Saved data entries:
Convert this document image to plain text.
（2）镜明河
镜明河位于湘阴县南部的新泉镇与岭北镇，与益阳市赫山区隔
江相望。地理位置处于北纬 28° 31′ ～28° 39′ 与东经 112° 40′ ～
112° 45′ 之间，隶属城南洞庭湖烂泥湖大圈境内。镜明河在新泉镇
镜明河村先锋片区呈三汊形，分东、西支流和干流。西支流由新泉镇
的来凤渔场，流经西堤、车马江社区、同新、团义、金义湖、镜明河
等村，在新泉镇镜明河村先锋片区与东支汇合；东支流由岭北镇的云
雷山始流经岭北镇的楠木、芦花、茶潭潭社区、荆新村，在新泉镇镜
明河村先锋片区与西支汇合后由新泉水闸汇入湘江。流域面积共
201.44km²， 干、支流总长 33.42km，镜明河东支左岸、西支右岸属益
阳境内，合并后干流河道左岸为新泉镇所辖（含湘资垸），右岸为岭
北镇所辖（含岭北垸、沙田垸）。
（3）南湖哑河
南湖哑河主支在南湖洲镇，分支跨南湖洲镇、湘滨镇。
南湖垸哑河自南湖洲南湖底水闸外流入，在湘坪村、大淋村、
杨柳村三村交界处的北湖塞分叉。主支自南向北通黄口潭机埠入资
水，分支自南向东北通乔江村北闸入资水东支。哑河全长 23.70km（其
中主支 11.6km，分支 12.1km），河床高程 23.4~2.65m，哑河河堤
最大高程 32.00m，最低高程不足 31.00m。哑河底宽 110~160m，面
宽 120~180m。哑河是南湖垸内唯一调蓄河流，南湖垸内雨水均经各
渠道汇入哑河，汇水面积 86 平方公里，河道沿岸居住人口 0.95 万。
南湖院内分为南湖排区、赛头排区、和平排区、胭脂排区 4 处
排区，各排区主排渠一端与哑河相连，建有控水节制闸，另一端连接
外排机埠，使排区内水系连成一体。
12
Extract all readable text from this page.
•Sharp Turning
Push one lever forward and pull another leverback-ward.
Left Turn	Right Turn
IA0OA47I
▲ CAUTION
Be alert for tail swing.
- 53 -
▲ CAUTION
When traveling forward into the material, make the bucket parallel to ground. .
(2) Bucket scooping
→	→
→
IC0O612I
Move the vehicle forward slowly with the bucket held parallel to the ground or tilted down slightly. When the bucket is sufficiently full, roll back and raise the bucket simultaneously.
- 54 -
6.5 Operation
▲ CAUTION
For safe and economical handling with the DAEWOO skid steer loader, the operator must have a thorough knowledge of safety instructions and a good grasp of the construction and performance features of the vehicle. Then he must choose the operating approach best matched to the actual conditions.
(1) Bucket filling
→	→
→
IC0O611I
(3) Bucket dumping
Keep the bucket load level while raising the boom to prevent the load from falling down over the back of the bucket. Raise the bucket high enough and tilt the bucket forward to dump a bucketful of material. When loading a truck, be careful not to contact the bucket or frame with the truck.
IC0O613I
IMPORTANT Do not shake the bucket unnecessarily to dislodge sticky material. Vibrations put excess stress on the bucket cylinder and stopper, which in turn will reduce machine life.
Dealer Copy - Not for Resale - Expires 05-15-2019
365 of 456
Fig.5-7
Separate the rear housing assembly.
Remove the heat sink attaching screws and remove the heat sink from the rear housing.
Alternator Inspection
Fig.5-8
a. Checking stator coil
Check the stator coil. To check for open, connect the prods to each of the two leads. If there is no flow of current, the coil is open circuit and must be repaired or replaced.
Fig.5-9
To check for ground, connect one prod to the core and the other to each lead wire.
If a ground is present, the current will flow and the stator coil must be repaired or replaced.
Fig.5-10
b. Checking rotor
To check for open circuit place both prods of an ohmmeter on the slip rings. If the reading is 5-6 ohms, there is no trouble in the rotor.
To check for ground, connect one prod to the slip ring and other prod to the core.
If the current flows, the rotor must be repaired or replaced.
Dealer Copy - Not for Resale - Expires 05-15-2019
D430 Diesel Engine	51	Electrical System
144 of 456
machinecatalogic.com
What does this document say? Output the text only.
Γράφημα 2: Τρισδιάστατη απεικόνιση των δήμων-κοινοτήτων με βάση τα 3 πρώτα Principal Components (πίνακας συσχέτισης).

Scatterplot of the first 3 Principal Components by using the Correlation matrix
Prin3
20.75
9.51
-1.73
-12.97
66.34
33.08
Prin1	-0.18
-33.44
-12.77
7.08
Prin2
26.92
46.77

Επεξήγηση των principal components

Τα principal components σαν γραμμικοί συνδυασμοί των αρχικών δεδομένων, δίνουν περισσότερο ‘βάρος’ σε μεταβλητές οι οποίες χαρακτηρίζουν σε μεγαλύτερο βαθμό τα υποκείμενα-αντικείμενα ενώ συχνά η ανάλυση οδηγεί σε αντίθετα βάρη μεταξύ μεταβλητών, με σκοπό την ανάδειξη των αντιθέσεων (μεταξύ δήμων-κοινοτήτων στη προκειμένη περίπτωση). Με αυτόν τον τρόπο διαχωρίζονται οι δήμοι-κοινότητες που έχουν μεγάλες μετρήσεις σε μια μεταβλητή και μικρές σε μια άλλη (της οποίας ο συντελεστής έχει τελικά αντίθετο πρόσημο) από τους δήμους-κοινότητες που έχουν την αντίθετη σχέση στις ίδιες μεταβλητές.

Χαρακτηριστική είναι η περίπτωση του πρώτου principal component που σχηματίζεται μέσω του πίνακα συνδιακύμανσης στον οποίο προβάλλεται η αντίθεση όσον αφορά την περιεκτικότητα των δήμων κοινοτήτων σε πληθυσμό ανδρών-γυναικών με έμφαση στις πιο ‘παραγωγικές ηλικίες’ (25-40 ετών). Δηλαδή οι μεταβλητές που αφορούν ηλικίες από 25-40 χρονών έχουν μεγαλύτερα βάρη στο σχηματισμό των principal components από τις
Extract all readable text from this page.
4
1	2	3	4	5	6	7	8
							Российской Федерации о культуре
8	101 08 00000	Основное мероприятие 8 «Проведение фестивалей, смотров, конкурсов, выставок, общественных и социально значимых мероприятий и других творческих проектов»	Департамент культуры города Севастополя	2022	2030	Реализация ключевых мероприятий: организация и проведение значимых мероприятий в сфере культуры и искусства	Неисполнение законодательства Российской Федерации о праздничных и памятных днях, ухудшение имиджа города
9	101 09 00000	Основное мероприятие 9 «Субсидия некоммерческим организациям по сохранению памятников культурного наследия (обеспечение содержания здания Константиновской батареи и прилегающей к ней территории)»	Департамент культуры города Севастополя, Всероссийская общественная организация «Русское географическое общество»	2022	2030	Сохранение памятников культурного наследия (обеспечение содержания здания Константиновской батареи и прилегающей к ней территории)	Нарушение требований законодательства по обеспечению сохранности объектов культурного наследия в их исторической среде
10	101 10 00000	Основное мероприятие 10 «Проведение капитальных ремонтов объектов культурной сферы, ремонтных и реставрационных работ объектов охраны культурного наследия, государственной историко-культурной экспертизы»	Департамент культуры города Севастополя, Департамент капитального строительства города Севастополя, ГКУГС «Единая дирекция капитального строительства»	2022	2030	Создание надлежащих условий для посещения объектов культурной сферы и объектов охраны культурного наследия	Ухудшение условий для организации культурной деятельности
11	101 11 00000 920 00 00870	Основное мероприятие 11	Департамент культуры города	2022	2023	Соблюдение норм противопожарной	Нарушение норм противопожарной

◆ EXERCISE TASK:
Pick out the lines above containing the word "down", then copy them.

◆ COMPLETE ANSWER:
Move the vehicle forward slowly with the bucket held parallel to the ground or tilted down slightly. When the bucket is sufficiently full, roll back and raise the bucket simultaneously.
Keep the bucket load level while raising the boom to prevent the load from falling down over the back of the bucket. Raise the bucket high enough and tilt the bucket forward to dump a bucketful of material. When loading a truck, be careful not to contact the bucket or frame with the truck.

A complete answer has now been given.